Reproduce each line from the records that holds "search".

** BEGIN **

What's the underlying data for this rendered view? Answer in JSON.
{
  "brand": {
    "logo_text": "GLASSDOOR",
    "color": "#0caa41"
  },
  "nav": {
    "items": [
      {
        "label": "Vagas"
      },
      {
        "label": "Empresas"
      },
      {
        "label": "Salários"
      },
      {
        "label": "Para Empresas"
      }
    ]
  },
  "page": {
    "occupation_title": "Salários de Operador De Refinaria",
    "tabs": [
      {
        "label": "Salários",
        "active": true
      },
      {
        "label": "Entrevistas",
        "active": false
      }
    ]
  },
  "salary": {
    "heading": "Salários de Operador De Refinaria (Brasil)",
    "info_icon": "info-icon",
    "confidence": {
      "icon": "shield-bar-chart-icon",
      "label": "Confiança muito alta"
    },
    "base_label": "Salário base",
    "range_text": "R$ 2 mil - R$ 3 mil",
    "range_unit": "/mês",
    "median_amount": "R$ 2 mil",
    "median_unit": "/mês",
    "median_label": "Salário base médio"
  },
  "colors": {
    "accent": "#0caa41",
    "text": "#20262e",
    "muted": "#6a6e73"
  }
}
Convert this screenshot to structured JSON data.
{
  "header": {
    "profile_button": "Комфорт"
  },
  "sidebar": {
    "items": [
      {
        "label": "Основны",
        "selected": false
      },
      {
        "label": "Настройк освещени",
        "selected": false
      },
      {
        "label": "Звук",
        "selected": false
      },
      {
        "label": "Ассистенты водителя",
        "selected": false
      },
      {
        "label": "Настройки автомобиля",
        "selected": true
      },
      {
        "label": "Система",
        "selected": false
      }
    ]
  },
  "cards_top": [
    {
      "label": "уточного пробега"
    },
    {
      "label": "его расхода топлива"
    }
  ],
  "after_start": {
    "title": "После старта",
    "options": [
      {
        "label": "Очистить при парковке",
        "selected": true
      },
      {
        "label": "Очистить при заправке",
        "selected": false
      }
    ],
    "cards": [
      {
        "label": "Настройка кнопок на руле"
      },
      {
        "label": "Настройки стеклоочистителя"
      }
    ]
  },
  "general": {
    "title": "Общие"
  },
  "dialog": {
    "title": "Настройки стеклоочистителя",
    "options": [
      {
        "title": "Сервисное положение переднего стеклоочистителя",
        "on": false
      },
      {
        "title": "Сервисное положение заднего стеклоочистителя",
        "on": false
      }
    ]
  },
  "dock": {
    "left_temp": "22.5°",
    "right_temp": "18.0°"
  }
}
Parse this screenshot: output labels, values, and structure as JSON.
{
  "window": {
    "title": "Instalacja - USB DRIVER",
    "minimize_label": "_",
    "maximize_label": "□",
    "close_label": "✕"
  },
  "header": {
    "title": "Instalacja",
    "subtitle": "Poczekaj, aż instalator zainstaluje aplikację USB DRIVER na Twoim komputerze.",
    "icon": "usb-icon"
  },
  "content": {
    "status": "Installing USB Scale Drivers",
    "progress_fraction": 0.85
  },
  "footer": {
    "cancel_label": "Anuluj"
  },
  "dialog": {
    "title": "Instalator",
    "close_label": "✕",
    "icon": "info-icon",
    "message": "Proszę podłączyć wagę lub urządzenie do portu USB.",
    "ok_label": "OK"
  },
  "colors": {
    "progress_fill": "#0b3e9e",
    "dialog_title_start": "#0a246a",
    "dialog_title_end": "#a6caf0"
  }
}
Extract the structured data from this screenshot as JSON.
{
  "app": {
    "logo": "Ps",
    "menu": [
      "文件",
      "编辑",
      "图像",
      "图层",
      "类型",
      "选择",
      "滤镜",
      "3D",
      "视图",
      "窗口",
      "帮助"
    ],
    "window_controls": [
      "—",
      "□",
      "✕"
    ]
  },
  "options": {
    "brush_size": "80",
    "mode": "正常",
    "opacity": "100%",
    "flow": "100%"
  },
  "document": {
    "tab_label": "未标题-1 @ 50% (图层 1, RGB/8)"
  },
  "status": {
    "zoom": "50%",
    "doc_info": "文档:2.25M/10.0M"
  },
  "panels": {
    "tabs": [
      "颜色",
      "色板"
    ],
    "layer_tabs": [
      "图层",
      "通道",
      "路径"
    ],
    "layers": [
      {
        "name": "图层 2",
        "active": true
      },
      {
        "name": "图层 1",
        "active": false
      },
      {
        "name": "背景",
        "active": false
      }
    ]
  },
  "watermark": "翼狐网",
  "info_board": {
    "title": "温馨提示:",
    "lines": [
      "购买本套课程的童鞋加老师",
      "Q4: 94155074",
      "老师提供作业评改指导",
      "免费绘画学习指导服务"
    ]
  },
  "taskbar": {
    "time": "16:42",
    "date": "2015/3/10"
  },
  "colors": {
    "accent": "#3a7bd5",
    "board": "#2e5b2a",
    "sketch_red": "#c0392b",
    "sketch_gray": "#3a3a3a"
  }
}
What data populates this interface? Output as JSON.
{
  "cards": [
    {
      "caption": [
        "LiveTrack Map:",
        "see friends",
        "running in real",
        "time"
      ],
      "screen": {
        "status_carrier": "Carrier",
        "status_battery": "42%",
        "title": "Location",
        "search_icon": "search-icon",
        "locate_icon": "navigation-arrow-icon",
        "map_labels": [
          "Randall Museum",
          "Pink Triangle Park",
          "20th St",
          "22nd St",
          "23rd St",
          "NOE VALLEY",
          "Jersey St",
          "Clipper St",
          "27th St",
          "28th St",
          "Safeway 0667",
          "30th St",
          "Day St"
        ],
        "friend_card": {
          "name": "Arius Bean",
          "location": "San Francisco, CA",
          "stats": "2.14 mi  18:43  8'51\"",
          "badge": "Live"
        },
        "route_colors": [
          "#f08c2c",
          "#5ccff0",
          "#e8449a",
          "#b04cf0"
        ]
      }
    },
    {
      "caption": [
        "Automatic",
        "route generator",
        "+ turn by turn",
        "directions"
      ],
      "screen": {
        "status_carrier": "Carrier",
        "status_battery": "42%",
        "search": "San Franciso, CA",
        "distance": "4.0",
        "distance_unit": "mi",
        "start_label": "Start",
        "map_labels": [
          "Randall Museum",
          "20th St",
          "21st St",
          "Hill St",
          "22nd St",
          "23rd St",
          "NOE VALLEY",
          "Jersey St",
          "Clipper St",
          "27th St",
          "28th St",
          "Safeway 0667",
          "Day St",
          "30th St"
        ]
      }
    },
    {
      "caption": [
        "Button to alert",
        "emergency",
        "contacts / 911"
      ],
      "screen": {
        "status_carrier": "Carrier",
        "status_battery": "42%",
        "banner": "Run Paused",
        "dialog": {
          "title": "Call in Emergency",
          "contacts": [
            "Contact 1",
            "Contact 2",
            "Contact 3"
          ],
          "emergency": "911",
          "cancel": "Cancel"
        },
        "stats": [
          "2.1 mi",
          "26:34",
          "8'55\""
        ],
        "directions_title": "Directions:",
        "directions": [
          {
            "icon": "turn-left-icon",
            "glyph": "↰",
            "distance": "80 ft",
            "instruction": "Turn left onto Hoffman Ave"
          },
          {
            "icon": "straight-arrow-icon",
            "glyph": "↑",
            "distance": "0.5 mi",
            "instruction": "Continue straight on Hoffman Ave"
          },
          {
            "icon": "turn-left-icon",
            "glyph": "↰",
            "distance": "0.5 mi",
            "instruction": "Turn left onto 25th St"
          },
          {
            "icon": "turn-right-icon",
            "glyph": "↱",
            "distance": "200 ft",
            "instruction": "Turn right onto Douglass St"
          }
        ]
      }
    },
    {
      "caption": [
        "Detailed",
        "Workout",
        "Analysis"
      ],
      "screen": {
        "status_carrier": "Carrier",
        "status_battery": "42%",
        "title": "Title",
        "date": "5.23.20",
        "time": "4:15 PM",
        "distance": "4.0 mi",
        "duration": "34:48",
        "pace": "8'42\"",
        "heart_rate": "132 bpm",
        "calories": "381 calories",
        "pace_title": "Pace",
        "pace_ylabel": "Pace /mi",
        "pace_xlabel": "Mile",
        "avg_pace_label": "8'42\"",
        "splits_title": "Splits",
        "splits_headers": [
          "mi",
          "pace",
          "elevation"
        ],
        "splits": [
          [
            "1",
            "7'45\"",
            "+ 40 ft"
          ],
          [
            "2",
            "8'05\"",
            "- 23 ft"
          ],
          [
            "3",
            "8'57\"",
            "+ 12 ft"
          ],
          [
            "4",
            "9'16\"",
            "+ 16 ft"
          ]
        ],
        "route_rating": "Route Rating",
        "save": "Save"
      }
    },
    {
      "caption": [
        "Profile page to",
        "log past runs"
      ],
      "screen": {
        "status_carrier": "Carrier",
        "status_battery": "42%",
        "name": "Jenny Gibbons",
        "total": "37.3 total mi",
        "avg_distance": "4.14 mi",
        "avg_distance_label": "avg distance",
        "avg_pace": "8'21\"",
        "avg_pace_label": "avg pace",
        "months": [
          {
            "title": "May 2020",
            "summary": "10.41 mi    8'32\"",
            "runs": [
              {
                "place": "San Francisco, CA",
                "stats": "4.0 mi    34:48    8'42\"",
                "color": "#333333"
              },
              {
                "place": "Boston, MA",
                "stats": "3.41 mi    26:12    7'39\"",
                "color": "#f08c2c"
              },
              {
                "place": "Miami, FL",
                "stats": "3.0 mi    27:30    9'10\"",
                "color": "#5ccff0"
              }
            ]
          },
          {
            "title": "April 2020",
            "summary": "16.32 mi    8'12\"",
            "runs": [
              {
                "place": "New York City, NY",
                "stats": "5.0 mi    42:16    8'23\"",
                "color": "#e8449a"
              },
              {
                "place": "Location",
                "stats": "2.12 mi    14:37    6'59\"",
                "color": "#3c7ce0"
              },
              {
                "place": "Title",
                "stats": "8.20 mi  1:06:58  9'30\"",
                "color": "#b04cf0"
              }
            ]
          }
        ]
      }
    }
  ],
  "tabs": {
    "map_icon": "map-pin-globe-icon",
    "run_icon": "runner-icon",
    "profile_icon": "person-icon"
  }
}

** END **

FINAL ANSWER:
        "search_icon": "search-icon",
        "search": "San Franciso, CA",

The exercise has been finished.